- _DATA_
══════════════════════════════
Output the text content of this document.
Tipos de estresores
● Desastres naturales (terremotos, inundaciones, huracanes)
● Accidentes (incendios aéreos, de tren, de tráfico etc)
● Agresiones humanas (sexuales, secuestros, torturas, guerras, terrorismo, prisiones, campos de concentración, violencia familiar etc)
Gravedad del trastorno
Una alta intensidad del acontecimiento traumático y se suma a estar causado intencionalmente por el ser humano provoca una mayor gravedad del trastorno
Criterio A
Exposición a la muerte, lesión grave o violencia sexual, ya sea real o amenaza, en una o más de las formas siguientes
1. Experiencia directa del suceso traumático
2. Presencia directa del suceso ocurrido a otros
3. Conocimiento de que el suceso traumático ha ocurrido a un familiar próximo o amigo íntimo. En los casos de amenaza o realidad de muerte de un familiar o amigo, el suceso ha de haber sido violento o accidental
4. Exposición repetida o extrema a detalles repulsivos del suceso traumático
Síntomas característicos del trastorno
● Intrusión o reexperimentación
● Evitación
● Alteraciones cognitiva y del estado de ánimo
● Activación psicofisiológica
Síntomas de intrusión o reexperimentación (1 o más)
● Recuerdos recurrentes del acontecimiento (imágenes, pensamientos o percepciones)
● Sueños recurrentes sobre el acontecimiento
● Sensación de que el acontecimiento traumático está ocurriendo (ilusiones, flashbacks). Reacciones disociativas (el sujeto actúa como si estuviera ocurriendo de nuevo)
══════════════════════════════
Go back to the listing above and please repeat it exactly.

- _EXERCISE RESULT_
Output the text content of this document.
Tipos de estresores
● Desastres naturales (terremotos, inundaciones, huracanes)
● Accidentes (incendios aéreos, de tren, de tráfico etc)
● Agresiones humanas (sexuales, secuestros, torturas, guerras, terrorismo, prisiones, campos de concentración, violencia familiar etc)
Gravedad del trastorno
Una alta intensidad del acontecimiento traumático y se suma a estar causado intencionalmente por el ser humano provoca una mayor gravedad del trastorno
Criterio A
Exposición a la muerte, lesión grave o violencia sexual, ya sea real o amenaza, en una o más de las formas siguientes
1. Experiencia directa del suceso traumático
2. Presencia directa del suceso ocurrido a otros
3. Conocimiento de que el suceso traumático ha ocurrido a un familiar próximo o amigo íntimo. En los casos de amenaza o realidad de muerte de un familiar o amigo, el suceso ha de haber sido violento o accidental
4. Exposición repetida o extrema a detalles repulsivos del suceso traumático
Síntomas característicos del trastorno
● Intrusión o reexperimentación
● Evitación
● Alteraciones cognitiva y del estado de ánimo
● Activación psicofisiológica
Síntomas de intrusión o reexperimentación (1 o más)
● Recuerdos recurrentes del acontecimiento (imágenes, pensamientos o percepciones)
● Sueños recurrentes sobre el acontecimiento
● Sensación de que el acontecimiento traumático está ocurriendo (ilusiones, flashbacks). Reacciones disociativas (el sujeto actúa como si estuviera ocurriendo de nuevo)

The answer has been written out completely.